> **What this task involves**
Return, word for word, every line that follows.

Start of Raw records

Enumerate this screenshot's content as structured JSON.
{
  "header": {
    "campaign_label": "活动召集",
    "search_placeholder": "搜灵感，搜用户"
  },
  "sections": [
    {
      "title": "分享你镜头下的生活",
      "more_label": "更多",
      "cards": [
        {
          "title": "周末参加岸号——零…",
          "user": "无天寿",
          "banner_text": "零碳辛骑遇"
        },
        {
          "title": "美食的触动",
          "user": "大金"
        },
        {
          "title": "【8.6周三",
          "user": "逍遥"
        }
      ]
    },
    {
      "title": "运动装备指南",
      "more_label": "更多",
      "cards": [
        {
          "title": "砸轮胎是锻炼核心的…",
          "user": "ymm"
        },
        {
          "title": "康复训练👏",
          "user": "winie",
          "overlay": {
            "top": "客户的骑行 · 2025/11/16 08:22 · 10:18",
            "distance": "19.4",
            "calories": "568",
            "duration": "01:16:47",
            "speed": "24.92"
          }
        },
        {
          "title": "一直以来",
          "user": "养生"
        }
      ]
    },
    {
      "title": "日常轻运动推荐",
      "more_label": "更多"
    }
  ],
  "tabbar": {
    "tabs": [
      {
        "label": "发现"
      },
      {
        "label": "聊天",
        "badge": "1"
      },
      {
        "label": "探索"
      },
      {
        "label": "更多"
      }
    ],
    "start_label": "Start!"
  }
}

End of Raw records

> **Result of this task**
Enumerate this screenshot's content as structured JSON.
{
  "header": {
    "campaign_label": "活动召集",
    "search_placeholder": "搜灵感，搜用户"
  },
  "sections": [
    {
      "title": "分享你镜头下的生活",
      "more_label": "更多",
      "cards": [
        {
          "title": "周末参加岸号——零…",
          "user": "无天寿",
          "banner_text": "零碳辛骑遇"
        },
        {
          "title": "美食的触动",
          "user": "大金"
        },
        {
          "title": "【8.6周三",
          "user": "逍遥"
        }
      ]
    },
    {
      "title": "运动装备指南",
      "more_label": "更多",
      "cards": [
        {
          "title": "砸轮胎是锻炼核心的…",
          "user": "ymm"
        },
        {
          "title": "康复训练👏",
          "user": "winie",
          "overlay": {
            "top": "客户的骑行 · 2025/11/16 08:22 · 10:18",
            "distance": "19.4",
            "calories": "568",
            "duration": "01:16:47",
            "speed": "24.92"
          }
        },
        {
          "title": "一直以来",
          "user": "养生"
        }
      ]
    },
    {
      "title": "日常轻运动推荐",
      "more_label": "更多"
    }
  ],
  "tabbar": {
    "tabs": [
      {
        "label": "发现"
      },
      {
        "label": "聊天",
        "badge": "1"
      },
      {
        "label": "探索"
      },
      {
        "label": "更多"
      }
    ],
    "start_label": "Start!"
  }
}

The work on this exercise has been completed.